▸ **TASK PROMPT**: Every line that contains "Bình" counts once; give the total number of such lines, with no other words.

▸ **INPUT DATA**:
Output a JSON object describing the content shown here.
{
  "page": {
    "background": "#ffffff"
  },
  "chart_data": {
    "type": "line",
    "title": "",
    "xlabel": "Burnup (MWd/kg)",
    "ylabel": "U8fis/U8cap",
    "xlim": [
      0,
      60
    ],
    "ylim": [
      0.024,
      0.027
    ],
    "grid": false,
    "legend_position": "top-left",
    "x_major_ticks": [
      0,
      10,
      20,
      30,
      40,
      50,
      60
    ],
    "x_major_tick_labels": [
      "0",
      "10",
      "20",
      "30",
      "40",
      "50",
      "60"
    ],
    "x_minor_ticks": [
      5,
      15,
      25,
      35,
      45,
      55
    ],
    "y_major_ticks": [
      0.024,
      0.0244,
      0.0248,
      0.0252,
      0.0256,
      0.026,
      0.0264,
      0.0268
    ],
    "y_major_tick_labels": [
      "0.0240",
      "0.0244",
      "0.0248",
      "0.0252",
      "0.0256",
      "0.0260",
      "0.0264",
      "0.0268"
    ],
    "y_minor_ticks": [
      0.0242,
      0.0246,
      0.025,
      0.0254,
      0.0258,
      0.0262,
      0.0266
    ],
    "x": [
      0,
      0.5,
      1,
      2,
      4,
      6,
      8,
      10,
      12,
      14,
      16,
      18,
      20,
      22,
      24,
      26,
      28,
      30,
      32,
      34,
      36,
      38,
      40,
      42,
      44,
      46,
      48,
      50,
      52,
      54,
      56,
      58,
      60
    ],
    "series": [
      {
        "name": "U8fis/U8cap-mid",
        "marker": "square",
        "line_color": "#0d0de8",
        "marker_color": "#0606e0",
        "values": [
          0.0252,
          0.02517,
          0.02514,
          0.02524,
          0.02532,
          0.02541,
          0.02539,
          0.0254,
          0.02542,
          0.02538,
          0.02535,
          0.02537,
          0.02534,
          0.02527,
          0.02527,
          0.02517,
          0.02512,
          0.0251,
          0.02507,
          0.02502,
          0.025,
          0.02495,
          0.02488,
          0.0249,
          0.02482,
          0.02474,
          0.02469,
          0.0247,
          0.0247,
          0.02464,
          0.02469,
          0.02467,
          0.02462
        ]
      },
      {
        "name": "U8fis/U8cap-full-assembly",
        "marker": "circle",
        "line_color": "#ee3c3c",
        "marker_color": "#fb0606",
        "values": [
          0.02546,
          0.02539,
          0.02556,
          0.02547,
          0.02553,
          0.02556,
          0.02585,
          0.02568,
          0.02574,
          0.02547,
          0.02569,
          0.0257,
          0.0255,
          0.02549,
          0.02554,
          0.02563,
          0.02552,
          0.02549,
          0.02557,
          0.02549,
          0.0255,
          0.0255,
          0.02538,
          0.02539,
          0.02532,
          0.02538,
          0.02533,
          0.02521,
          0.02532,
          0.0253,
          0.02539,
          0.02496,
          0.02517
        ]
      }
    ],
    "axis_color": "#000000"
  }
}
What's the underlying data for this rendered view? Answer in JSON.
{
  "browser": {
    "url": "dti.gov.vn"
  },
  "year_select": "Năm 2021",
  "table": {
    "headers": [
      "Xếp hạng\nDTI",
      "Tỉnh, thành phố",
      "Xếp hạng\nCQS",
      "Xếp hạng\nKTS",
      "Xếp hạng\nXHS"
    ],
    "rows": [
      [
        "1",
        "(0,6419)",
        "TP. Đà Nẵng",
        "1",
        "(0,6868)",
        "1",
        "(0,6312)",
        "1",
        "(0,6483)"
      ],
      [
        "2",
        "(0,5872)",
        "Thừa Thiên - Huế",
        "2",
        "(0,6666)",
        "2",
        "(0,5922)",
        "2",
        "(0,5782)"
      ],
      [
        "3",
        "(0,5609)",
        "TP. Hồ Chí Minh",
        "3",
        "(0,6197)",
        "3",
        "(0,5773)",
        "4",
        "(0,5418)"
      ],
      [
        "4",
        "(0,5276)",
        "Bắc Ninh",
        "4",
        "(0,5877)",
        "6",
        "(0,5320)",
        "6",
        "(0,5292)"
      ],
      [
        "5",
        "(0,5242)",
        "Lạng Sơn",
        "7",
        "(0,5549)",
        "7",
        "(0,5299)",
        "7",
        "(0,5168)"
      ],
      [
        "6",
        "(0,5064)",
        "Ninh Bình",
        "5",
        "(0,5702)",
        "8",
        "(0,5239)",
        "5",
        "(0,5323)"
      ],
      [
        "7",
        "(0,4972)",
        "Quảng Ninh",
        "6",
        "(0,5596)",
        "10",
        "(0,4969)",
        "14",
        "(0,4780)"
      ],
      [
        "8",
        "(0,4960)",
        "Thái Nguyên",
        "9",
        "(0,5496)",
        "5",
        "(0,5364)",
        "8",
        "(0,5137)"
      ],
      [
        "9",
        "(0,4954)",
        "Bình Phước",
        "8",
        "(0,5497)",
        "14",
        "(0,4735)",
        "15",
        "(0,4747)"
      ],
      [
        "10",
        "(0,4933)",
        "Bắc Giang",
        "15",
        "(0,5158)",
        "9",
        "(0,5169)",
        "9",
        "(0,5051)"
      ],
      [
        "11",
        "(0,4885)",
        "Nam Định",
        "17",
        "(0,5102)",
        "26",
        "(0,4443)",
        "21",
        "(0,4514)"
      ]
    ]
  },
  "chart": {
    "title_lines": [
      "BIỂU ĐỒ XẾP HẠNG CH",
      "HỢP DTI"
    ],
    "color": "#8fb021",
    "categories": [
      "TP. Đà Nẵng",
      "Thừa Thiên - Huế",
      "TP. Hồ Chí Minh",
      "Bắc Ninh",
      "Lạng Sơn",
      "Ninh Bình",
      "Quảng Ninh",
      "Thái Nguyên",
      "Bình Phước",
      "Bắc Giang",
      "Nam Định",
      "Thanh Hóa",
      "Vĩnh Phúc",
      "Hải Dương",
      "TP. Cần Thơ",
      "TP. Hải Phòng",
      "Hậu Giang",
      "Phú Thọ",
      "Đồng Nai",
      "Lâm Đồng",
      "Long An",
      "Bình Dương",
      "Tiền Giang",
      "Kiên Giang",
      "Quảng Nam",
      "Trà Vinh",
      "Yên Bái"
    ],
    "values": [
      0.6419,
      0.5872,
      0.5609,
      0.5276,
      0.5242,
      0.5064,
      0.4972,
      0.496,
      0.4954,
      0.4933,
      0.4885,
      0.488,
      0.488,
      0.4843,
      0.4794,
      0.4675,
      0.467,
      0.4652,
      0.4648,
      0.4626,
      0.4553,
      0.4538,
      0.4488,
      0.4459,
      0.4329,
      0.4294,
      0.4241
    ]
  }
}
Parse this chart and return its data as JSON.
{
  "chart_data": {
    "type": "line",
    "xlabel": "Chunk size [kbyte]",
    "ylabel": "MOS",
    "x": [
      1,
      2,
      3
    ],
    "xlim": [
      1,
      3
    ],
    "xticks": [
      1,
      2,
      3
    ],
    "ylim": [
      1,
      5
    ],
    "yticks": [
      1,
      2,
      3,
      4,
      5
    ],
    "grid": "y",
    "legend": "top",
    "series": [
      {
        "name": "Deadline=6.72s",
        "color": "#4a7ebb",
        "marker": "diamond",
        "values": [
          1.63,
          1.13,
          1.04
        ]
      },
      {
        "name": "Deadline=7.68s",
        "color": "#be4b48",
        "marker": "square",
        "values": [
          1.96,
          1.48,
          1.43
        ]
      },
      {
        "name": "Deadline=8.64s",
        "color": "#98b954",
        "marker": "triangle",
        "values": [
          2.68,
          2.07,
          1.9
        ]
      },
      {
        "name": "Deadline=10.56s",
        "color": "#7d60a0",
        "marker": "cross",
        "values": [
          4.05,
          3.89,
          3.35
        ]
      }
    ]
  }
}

▸ **EXERCISE RESULT**: 5